### Instruções
1: No texto sobre a "atenção aos outros", como François Ewald é apresentado?
2: Resuma em duas frases o texto sobre a "atenção aos outros".
3: Dê continuidade ao texto sobre a "atenção aos outros" a partir do ponto em que ele termina.

### Texto fornecido
===
Poderíamos pensar que se trata de mais uma apologia ao altruísmo, de uma nova nuance da sensibilidade de esquerda em busca, às vezes, do acréscimo de alma oferecido pela compaixão. É bem mais comprometedor que isto. Como explica o especialista em seguridade e teórico do patronato, François Ewald4, o que se insinua é uma “ruptura”. Com essa “atenção aos outros”, apresentada como o valor central capaz de promover a reorganização da sociedade, é o indivíduo, de agora em diante, com a particularidade da sua fragilidade, que a comunidade tem o dever de ajudar, ouvir e atender, caso contrário a sociedade pratica não somente a injustiça, mas até mesmo a exclusão.
===
### Dados extraídos

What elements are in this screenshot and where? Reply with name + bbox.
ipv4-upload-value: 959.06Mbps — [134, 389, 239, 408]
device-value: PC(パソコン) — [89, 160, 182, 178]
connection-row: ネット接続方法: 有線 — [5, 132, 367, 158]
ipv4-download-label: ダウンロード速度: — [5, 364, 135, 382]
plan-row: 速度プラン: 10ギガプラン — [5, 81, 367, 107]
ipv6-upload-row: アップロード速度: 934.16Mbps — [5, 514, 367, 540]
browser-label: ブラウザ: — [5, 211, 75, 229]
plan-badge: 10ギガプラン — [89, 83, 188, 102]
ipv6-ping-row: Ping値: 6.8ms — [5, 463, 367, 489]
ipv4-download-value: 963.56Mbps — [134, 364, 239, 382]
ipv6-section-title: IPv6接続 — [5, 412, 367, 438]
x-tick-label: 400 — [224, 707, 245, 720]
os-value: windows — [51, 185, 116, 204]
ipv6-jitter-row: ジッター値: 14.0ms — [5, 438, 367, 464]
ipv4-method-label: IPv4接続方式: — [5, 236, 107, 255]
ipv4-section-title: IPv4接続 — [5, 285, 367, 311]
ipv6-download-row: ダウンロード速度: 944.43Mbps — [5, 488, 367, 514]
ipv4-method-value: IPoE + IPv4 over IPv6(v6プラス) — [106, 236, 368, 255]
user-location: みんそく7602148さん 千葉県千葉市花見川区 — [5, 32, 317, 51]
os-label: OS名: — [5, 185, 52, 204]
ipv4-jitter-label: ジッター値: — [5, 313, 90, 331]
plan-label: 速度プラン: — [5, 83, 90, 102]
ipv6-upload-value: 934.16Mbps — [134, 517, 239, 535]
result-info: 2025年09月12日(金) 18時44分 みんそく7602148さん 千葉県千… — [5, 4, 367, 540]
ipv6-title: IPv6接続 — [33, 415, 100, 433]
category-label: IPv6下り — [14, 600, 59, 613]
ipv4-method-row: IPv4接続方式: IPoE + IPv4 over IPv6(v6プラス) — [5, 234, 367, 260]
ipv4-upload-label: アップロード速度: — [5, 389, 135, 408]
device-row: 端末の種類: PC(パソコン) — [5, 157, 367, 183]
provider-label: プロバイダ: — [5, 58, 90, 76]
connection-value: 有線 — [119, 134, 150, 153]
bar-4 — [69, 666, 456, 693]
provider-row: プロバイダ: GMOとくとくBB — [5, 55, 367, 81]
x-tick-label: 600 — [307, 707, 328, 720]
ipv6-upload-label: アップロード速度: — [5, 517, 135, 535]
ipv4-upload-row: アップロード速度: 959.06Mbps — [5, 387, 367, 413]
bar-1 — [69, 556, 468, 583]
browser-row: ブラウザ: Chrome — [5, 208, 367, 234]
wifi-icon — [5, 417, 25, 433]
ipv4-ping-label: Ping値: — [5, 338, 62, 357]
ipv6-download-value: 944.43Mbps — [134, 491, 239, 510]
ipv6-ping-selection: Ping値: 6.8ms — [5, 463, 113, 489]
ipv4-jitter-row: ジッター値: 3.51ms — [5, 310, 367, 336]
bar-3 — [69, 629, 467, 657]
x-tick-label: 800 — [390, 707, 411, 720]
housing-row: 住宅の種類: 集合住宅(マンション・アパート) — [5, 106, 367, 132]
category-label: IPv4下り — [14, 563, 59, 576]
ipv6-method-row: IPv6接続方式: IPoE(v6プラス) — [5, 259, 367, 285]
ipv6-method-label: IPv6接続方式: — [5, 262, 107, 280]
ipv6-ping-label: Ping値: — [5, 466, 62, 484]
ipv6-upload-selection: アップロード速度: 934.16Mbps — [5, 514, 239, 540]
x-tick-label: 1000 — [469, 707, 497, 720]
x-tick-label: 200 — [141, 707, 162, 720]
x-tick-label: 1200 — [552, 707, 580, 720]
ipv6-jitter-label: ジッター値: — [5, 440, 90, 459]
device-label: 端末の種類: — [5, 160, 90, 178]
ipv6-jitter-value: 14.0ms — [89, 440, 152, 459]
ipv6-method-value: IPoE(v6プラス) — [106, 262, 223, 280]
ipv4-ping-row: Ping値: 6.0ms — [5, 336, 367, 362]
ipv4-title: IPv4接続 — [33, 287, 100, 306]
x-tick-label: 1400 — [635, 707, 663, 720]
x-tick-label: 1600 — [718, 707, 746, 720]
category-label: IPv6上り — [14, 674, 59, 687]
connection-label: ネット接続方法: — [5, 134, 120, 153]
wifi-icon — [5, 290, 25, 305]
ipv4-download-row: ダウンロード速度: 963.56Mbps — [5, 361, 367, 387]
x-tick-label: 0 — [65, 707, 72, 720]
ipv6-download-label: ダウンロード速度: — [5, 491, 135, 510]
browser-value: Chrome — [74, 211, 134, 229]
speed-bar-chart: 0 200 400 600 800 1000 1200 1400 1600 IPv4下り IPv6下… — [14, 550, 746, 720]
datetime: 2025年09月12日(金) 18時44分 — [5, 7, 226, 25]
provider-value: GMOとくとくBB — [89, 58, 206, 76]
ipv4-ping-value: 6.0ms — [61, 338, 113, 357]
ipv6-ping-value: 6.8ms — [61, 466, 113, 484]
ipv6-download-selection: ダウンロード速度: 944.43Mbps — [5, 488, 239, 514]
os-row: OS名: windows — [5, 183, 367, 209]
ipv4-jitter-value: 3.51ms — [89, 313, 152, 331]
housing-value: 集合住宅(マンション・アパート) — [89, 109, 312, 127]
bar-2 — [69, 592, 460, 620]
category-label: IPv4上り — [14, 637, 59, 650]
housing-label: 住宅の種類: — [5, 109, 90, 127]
===
### Respostas
1: Como especialista em seguridade e teórico do patronato.

2: A "atenção aos outros" não é só mais uma apologia ao altruísmo, mas algo bem mais comprometedor, que François Ewald chama de "ruptura". Apresentada como o valor central capaz de reorganizar a sociedade, ela impõe à comunidade o dever de ajudar, ouvir e atender o indivíduo em sua fragilidade, sob pena de a sociedade praticar injustiça e até exclusão.

3:
Isso parece uma crítica essencial da democracia dita liberal, no sentido político do termo, baseada no respeito equânime e impessoal dos direitos e liberdades de cada um. Uma igualdade insuficiente, em virtude de sua abstração: o “cidadão” não é um ser humano real, mas uma ficção; não é um ser de carne e desejos, mas um conceito. É concreto! Um indivíduo não é redutível a um protótipo universal. A igualdade só se torna efetiva na medida em que não é meramente um “conjunto geral de princípios”, mas permite “acomodar a pluralidade e multiplicidade das expectativas criadas5”. Os direitos do homem só têm sentido ao se tornarem direitos dos homens, contextualizados, individualizados. Essa reivindicação, de uma evolução do cidadão sujeito de direito rumo ao indivíduo portador de direitos, de uma igualdade formal rumo à igualdade real, foi formulada há bastante tempo pelas minorias: as mulheres, os filhos de imigrantes, os homossexuais... Mas, mais que o multiculturalismo, o care, ao “universalizar” e desenvolver as potencialidades desta posição, torna visíveis as tensões que ela insere na democracia, embora dilua a “coisa pública” numa moral embaralhadora das fronteiras que, justamente, permitem a existência desta res publica.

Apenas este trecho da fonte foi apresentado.